■ Do this ■
Transcribe only the stretch of lines that opens with the line containing "What text is on this page?" and closes with the last line of the listing, skipping pictures.

Dataset records
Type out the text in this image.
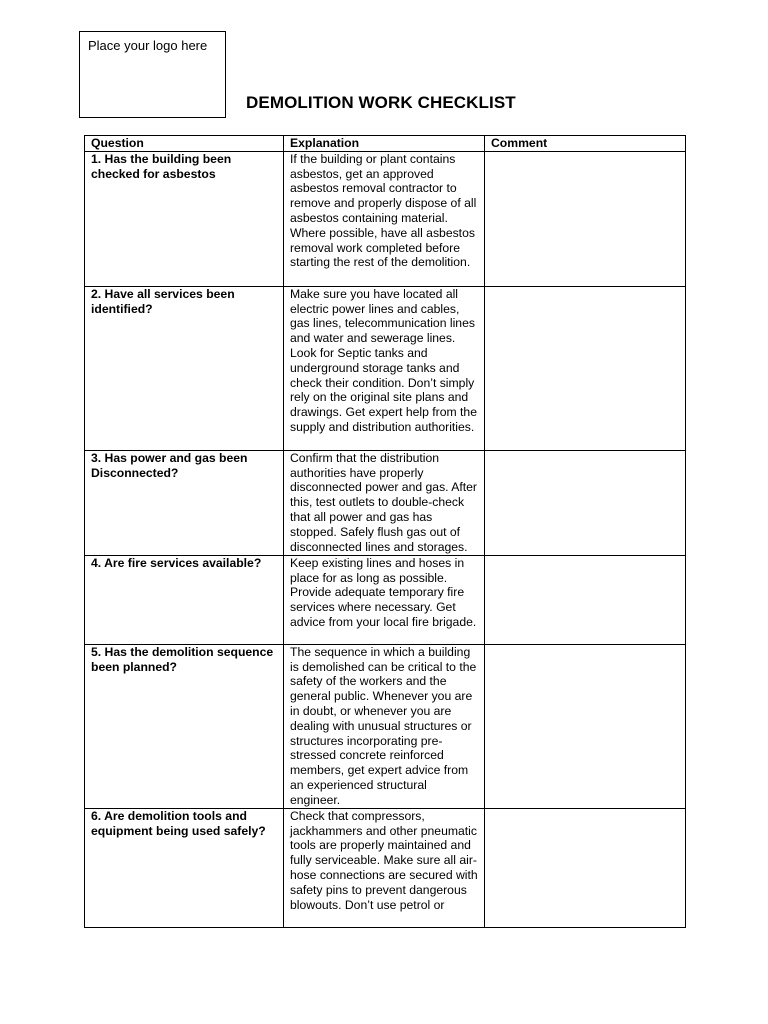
Place your logo here
DEMOLITION WORK CHECKLIST
Question	Explanation	Comment
1. Has the building been checked for asbestos	If the building or plant contains asbestos, get an approved asbestos removal contractor to remove and properly dispose of all asbestos containing material. Where possible, have all asbestos removal work completed before starting the rest of the demolition.	
2. Have all services been identified?	Make sure you have located all electric power lines and cables, gas lines, telecommunication lines and water and sewerage lines. Look for Septic tanks and underground storage tanks and check their condition. Don’t simply rely on the original site plans and drawings. Get expert help from the supply and distribution authorities.	
3. Has power and gas been Disconnected?	Confirm that the distribution authorities have properly disconnected power and gas. After this, test outlets to double-check that all power and gas has stopped. Safely flush gas out of disconnected lines and storages.	
4. Are fire services available?	Keep existing lines and hoses in place for as long as possible. Provide adequate temporary fire services where necessary. Get advice from your local fire brigade.	
5. Has the demolition sequence been planned?	The sequence in which a building is demolished can be critical to the safety of the workers and the general public. Whenever you are in doubt, or whenever you are dealing with unusual structures or structures incorporating pre-stressed concrete reinforced members, get expert advice from an experienced structural engineer.	
6. Are demolition tools and equipment being used safely?	Check that compressors, jackhammers and other pneumatic tools are properly maintained and fully serviceable. Make sure all air-hose connections are secured with safety pins to prevent dangerous blowouts. Don’t use petrol or	
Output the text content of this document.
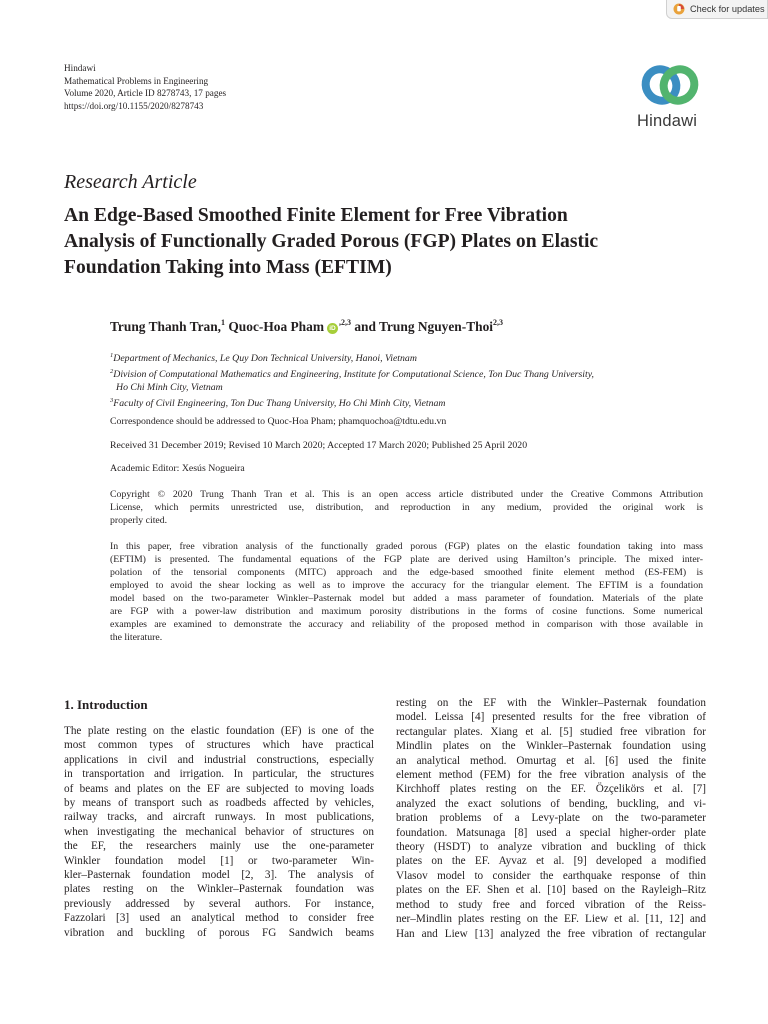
Check for updates
Hindawi
Mathematical Problems in Engineering
Volume 2020, Article ID 8278743, 17 pages
https://doi.org/10.1155/2020/8278743
Hindawi
Research Article
An Edge-Based Smoothed Finite Element for Free Vibration
Analysis of Functionally Graded Porous (FGP) Plates on Elastic
Foundation Taking into Mass (EFTIM)
Trung Thanh Tran,$^1$ Quoc-Hoa Pham $iD^{,2,3}$ and Trung Nguyen-Thoi$^{2,3}$
$^1$Department of Mechanics, Le Quy Don Technical University, Hanoi, Vietnam
$^2$Division of Computational Mathematics and Engineering, Institute for Computational Science, Ton Duc Thang University,
Ho Chi Minh City, Vietnam
$^3$Faculty of Civil Engineering, Ton Duc Thang University, Ho Chi Minh City, Vietnam
Correspondence should be addressed to Quoc-Hoa Pham; phamquochoa@tdtu.edu.vn
Received 31 December 2019; Revised 10 March 2020; Accepted 17 March 2020; Published 25 April 2020
Academic Editor: Xesús Nogueira
Copyright © 2020 Trung Thanh Tran et al. This is an open access article distributed under the Creative Commons Attribution
License, which permits unrestricted use, distribution, and reproduction in any medium, provided the original work is
properly cited.
In this paper, free vibration analysis of the functionally graded porous (FGP) plates on the elastic foundation taking into mass
(EFTIM) is presented. The fundamental equations of the FGP plate are derived using Hamilton’s principle. The mixed inter-
polation of the tensorial components (MITC) approach and the edge-based smoothed finite element method (ES-FEM) is
employed to avoid the shear locking as well as to improve the accuracy for the triangular element. The EFTIM is a foundation
model based on the two-parameter Winkler–Pasternak model but added a mass parameter of foundation. Materials of the plate
are FGP with a power-law distribution and maximum porosity distributions in the forms of cosine functions. Some numerical
examples are examined to demonstrate the accuracy and reliability of the proposed method in comparison with those available in
the literature.
1. Introduction
The plate resting on the elastic foundation (EF) is one of the
most common types of structures which have practical
applications in civil and industrial constructions, especially
in transportation and irrigation. In particular, the structures
of beams and plates on the EF are subjected to moving loads
by means of transport such as roadbeds affected by vehicles,
railway tracks, and aircraft runways. In most publications,
when investigating the mechanical behavior of structures on
the EF, the researchers mainly use the one-parameter
Winkler foundation model [1] or two-parameter Win-
kler–Pasternak foundation model [2, 3]. The analysis of
plates resting on the Winkler–Pasternak foundation was
previously addressed by several authors. For instance,
Fazzolari [3] used an analytical method to consider free
vibration and buckling of porous FG Sandwich beams
resting on the EF with the Winkler–Pasternak foundation
model. Leissa [4] presented results for the free vibration of
rectangular plates. Xiang et al. [5] studied free vibration for
Mindlin plates on the Winkler–Pasternak foundation using
an analytical method. Omurtag et al. [6] used the finite
element method (FEM) for the free vibration analysis of the
Kirchhoff plates resting on the EF. Özçelikörs et al. [7]
analyzed the exact solutions of bending, buckling, and vi-
bration problems of a Levy-plate on the two-parameter
foundation. Matsunaga [8] used a special higher-order plate
theory (HSDT) to analyze vibration and buckling of thick
plates on the EF. Ayvaz et al. [9] developed a modified
Vlasov model to consider the earthquake response of thin
plates on the EF. Shen et al. [10] based on the Rayleigh–Ritz
method to study free and forced vibration of the Reiss-
ner–Mindlin plates resting on the EF. Liew et al. [11, 12] and
Han and Liew [13] analyzed the free vibration of rectangular
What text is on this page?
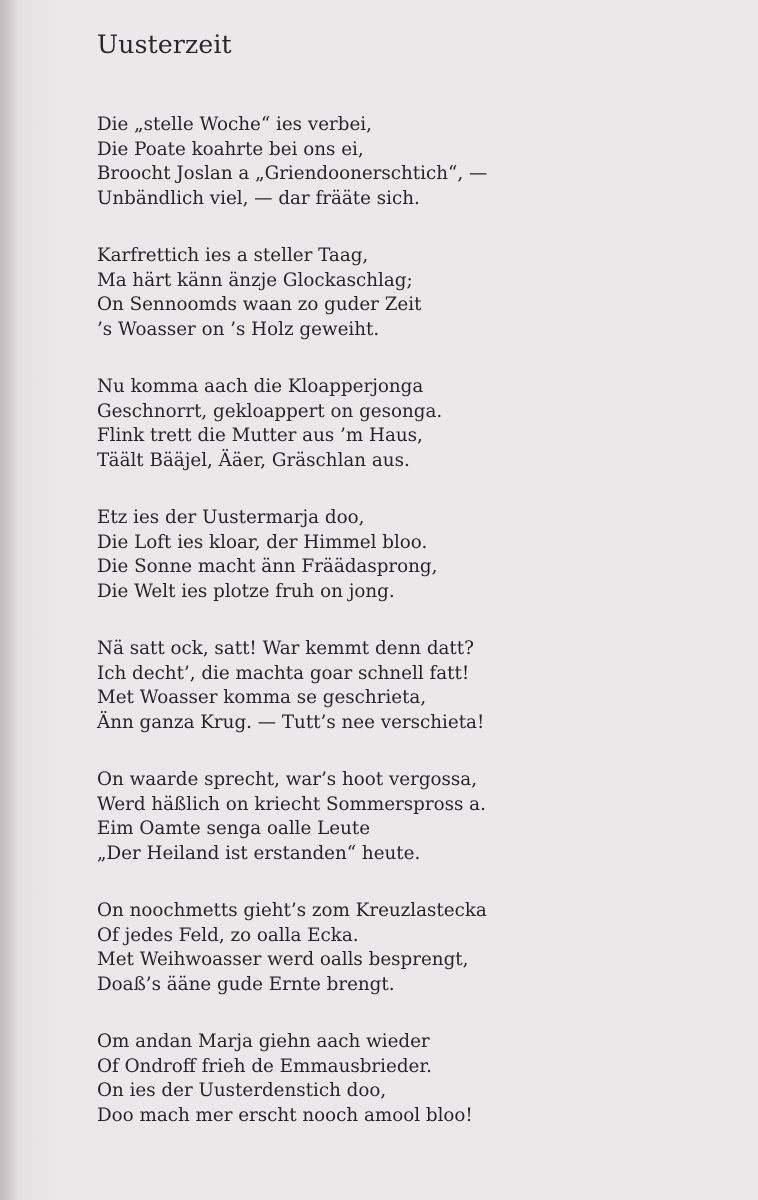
Uusterzeit
Die „stelle Woche“ ies verbei,
Die Poate koahrte bei ons ei,
Broocht Joslan a „Griendoonerschtich“, —
Unbändlich viel, — dar frääte sich.
Karfrettich ies a steller Taag,
Ma härt känn änzje Glockaschlag;
On Sennoomds waan zo guder Zeit
’s Woasser on ’s Holz geweiht.
Nu komma aach die Kloapperjonga
Geschnorrt, gekloappert on gesonga.
Flink trett die Mutter aus ’m Haus,
Täält Bääjel, Ääer, Gräschlan aus.
Etz ies der Uustermarja doo,
Die Loft ies kloar, der Himmel bloo.
Die Sonne macht änn Fräädasprong,
Die Welt ies plotze fruh on jong.
Nä satt ock, satt! War kemmt denn datt?
Ich decht’, die machta goar schnell fatt!
Met Woasser komma se geschrieta,
Änn ganza Krug. — Tutt’s nee verschieta!
On waarde sprecht, war’s hoot vergossa,
Werd häßlich on kriecht Sommerspross a.
Eim Oamte senga oalle Leute
„Der Heiland ist erstanden“ heute.
On noochmetts gieht’s zom Kreuzlastecka
Of jedes Feld, zo oalla Ecka.
Met Weihwoasser werd oalls besprengt,
Doaß’s ääne gude Ernte brengt.
Om andan Marja giehn aach wieder
Of Ondroff frieh de Emmausbrieder.
On ies der Uusterdenstich doo,
Doo mach mer erscht nooch amool bloo!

■ Correct output ■
What text is on this page?
Uusterzeit
Die „stelle Woche“ ies verbei,
Die Poate koahrte bei ons ei,
Broocht Joslan a „Griendoonerschtich“, —
Unbändlich viel, — dar frääte sich.
Karfrettich ies a steller Taag,
Ma härt känn änzje Glockaschlag;
On Sennoomds waan zo guder Zeit
’s Woasser on ’s Holz geweiht.
Nu komma aach die Kloapperjonga
Geschnorrt, gekloappert on gesonga.
Flink trett die Mutter aus ’m Haus,
Täält Bääjel, Ääer, Gräschlan aus.
Etz ies der Uustermarja doo,
Die Loft ies kloar, der Himmel bloo.
Die Sonne macht änn Fräädasprong,
Die Welt ies plotze fruh on jong.
Nä satt ock, satt! War kemmt denn datt?
Ich decht’, die machta goar schnell fatt!
Met Woasser komma se geschrieta,
Änn ganza Krug. — Tutt’s nee verschieta!
On waarde sprecht, war’s hoot vergossa,
Werd häßlich on kriecht Sommerspross a.
Eim Oamte senga oalle Leute
„Der Heiland ist erstanden“ heute.
On noochmetts gieht’s zom Kreuzlastecka
Of jedes Feld, zo oalla Ecka.
Met Weihwoasser werd oalls besprengt,
Doaß’s ääne gude Ernte brengt.
Om andan Marja giehn aach wieder
Of Ondroff frieh de Emmausbrieder.
On ies der Uusterdenstich doo,
Doo mach mer erscht nooch amool bloo!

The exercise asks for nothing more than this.